Provided text ->
============================================================
In addition to that, the user can seal the trusted keys with a specific set of the TPM’s platform configuration register (PCR) values. PCR contains a set of integrity-management values that reflect the firmware, boot loader, and operating system. This means that PCR-sealed keys can only be decrypted by the TPM on the same system on which they were encrypted. However, once a PCR-sealed trusted key is loaded (added to a keyring), and thus its associated PCR values are verified, it can be updated with new (or future) PCR values, so that a new kernel, for example, can be booted. A single key can also be saved as multiple blobs, each with different PCR values.

Encrypted keys do not require a TPM, as they use the kernel Advanced Encryption Standard (AES), which makes them faster than trusted keys. Encrypted keys are created using kernel-generated random numbers and encrypted by a master key when they are exported into user-space blobs. The master key is either a trusted key or a user key. If the master key is not trusted, the encrypted key is only as secure as the user key used to encrypt it.
============================================================
Raw records ->

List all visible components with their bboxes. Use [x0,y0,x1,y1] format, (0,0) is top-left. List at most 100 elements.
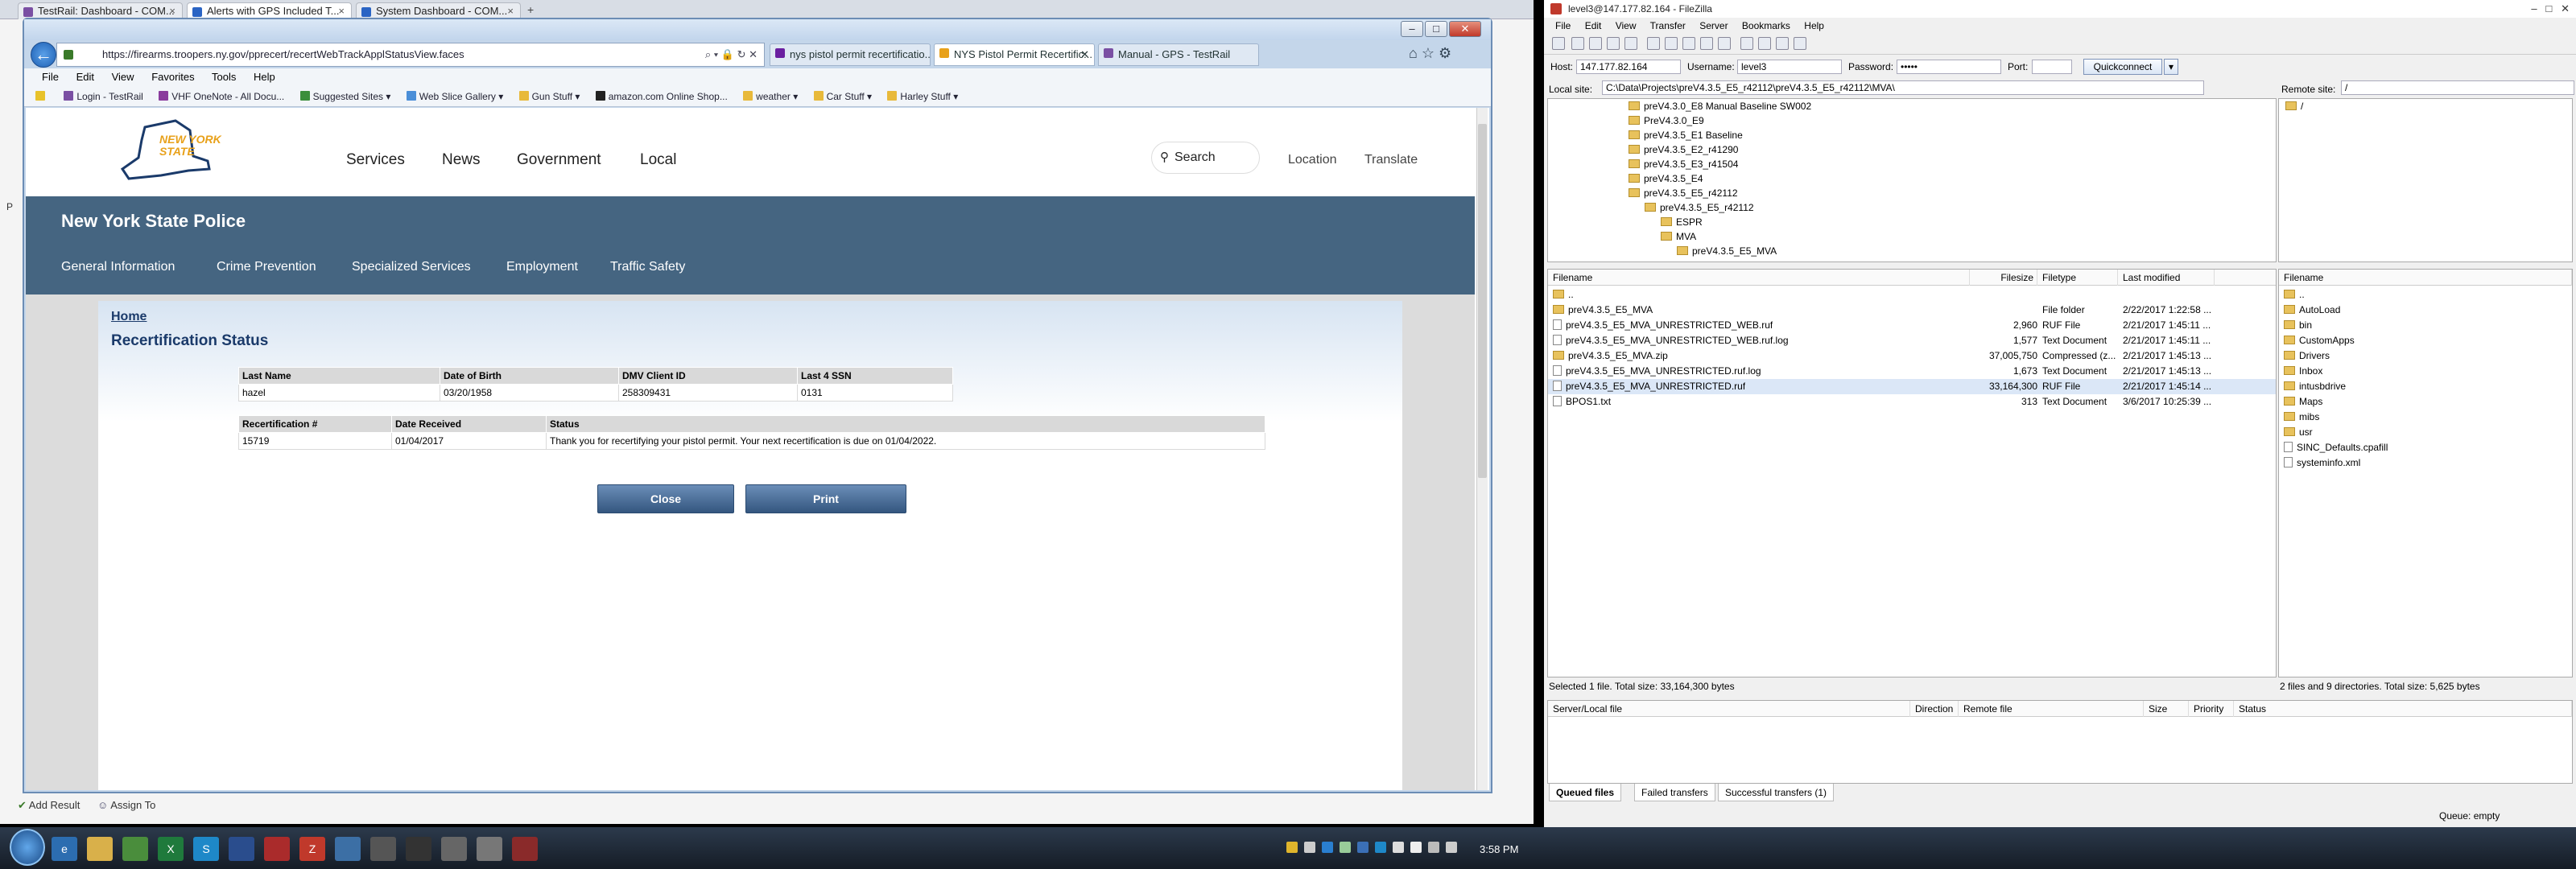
subnav-traffic-safety[interactable]: Traffic Safety [610,260,685,274]
tree-item[interactable]: preV4.3.0_E8 Manual Baseline SW002 [1629,99,1811,113]
fz-menu-bookmarks[interactable]: Bookmarks [1742,20,1790,31]
chrome-taskbar-icon[interactable] [122,837,148,861]
sync-browse-icon[interactable] [1776,37,1789,50]
quickconnect-dropdown-icon[interactable]: ▾ [2164,59,2178,75]
firefox-taskbar-icon[interactable] [264,837,290,861]
fav-gun-stuff[interactable]: Gun Stuff ▾ [518,86,580,107]
close-icon[interactable]: × [507,3,514,19]
bg-tab-system-dashboard[interactable]: System Dashboard - COM... × [356,2,521,19]
nav-news[interactable]: News [442,151,481,169]
column-header[interactable]: Direction [1910,701,1959,717]
fz-menu-help[interactable]: Help [1804,20,1824,31]
assign-to-button[interactable]: ☺ Assign To [97,799,155,811]
close-button[interactable]: Close [597,484,734,513]
list-item[interactable]: systeminfo.xml [2279,455,2572,471]
fz-menu-view[interactable]: View [1616,20,1637,31]
column-header[interactable]: Filename [1548,270,1970,286]
fav-weather[interactable]: weather ▾ [743,86,798,107]
toggle-remote-tree-icon[interactable] [1607,37,1620,50]
fav-harley-stuff[interactable]: Harley Stuff ▾ [887,86,958,107]
network-icon[interactable] [1410,842,1422,853]
process-queue-icon[interactable] [1665,37,1678,50]
scroll-thumb[interactable] [1478,124,1487,478]
subnav-employment[interactable]: Employment [506,260,578,274]
remote-site-path[interactable]: / [2341,80,2574,95]
excel-taskbar-icon[interactable]: X [158,837,184,861]
list-item[interactable]: Maps [2279,394,2572,410]
back-button[interactable]: ← [31,42,56,68]
list-item[interactable]: .. [2279,287,2572,303]
fav-onenote[interactable]: VHF OneNote - All Docu... [159,86,284,107]
list-item[interactable]: BPOS1.txt 313 Text Document 3/6/2017 10:25:… [1548,394,2276,410]
column-header[interactable]: Size [2144,701,2189,717]
list-item[interactable]: preV4.3.5_E5_MVA_UNRESTRICTED.ruf.log 1,6… [1548,364,2276,379]
list-item[interactable]: intusbdrive [2279,379,2572,394]
site-manager-icon[interactable] [1552,37,1565,50]
nav-government[interactable]: Government [517,151,601,169]
list-item[interactable]: Drivers [2279,348,2572,364]
menu-favorites[interactable]: Favorites [151,71,194,83]
app3-taskbar-icon[interactable] [477,837,502,861]
minimize-button[interactable]: – [1401,21,1423,37]
search-refresh-icon[interactable]: ⌕ ▾ 🔒 ↻ ✕ [705,43,758,66]
tray-icon[interactable] [1286,842,1298,853]
skype-taskbar-icon[interactable]: S [193,837,219,861]
app4-taskbar-icon[interactable] [512,837,538,861]
cancel-icon[interactable] [1682,37,1695,50]
tray-icon[interactable] [1375,842,1386,853]
list-item[interactable]: mibs [2279,410,2572,425]
column-header[interactable]: Status [2234,701,2572,717]
site-search-button[interactable]: ⚲ Search [1151,142,1260,174]
ie-tab-search[interactable]: nys pistol permit recertificatio... [770,43,931,66]
port-field[interactable] [2032,60,2072,74]
address-bar[interactable]: https://firearms.troopers.ny.gov/pprecer… [56,43,765,67]
fz-menu-transfer[interactable]: Transfer [1650,20,1686,31]
host-field[interactable]: 147.177.82.164 [1576,60,1681,74]
new-tab-button[interactable]: + [527,3,534,16]
reconnect-icon[interactable] [1718,37,1731,50]
fav-amazon[interactable]: amazon.com Online Shop... [595,86,728,107]
terminal-taskbar-icon[interactable] [406,837,431,861]
compare-icon[interactable] [1758,37,1771,50]
list-item[interactable]: preV4.3.5_E5_MVA_UNRESTRICTED_WEB.ruf.lo… [1548,333,2276,348]
menu-file[interactable]: File [42,71,59,83]
tree-item[interactable]: preV4.3.5_E4 [1629,171,1703,186]
flag-icon[interactable] [1428,842,1439,853]
bg-tab-alerts[interactable]: Alerts with GPS Included T... × [187,2,352,19]
tray-icon[interactable] [1322,842,1333,853]
subnav-general-information[interactable]: General Information [61,260,175,274]
fav-testrail[interactable]: Login - TestRail [64,86,143,107]
ie-tab-testrail[interactable]: Manual - GPS - TestRail [1098,43,1259,66]
column-header[interactable]: Remote file [1959,701,2144,717]
local-site-path[interactable]: C:\Data\Projects\preV4.3.5_E5_r42112\pre… [1602,80,2204,95]
breadcrumb-home[interactable]: Home [111,310,147,324]
toggle-queue-icon[interactable] [1624,37,1637,50]
start-button[interactable] [10,829,45,866]
favorites-star-button[interactable] [35,86,48,107]
find-files-icon[interactable] [1794,37,1806,50]
list-item[interactable]: bin [2279,318,2572,333]
fz-menu-edit[interactable]: Edit [1585,20,1602,31]
list-item[interactable]: Inbox [2279,364,2572,379]
quickconnect-button[interactable]: Quickconnect [2083,59,2162,75]
tree-item[interactable]: preV4.3.5_E3_r41504 [1629,157,1738,171]
disconnect-icon[interactable] [1700,37,1713,50]
filezilla-taskbar-icon[interactable]: Z [299,837,325,861]
close-icon[interactable]: × [169,3,175,19]
fav-web-slice[interactable]: Web Slice Gallery ▾ [406,86,503,107]
column-header[interactable]: Filetype [2037,270,2118,286]
column-header[interactable]: Priority [2189,701,2234,717]
menu-tools[interactable]: Tools [212,71,236,83]
nys-logo[interactable]: NEW YORK STATE [113,113,233,190]
list-item[interactable]: preV4.3.5_E5_MVA_UNRESTRICTED_WEB.ruf 2,9… [1548,318,2276,333]
tray-icon[interactable] [1393,842,1404,853]
bg-tab-testrail[interactable]: TestRail: Dashboard - COM... × [18,2,183,19]
tree-item[interactable]: preV4.3.5_E1 Baseline [1629,128,1743,142]
print-button[interactable]: Print [745,484,906,513]
list-item[interactable]: CustomApps [2279,333,2572,348]
list-item[interactable]: .. [1548,287,2276,303]
column-header[interactable]: Last modified [2118,270,2215,286]
list-item[interactable]: usr [2279,425,2572,440]
menu-view[interactable]: View [112,71,134,83]
column-header[interactable]: Filesize [1970,270,2037,286]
============================================================
Problems to work on ->
a) Reproduce word for word the part of the text on trusted and encrypted keys starting at "Encrypted keys do" and ending at "to encrypt it.".
b) Render this sentence from the text on trusted and encrypted keys into Spanish: "The master key is either a trusted key or a user key."
The lines are separate material, unrelated to the text on trusted and encrypted keys.

Correct answers ->
a)
Encrypted keys do not require a TPM, as they use the kernel Advanced Encryption Standard (AES), which makes them faster than trusted keys. Encrypted keys are created using kernel-generated random numbers and encrypted by a master key when they are exported into user-space blobs. The master key is either a trusted key or a user key. If the master key is not trusted, the encrypted key is only as secure as the user key used to encrypt it.

b) La clave maestra es o bien una clave de confianza o bien una clave de usuario.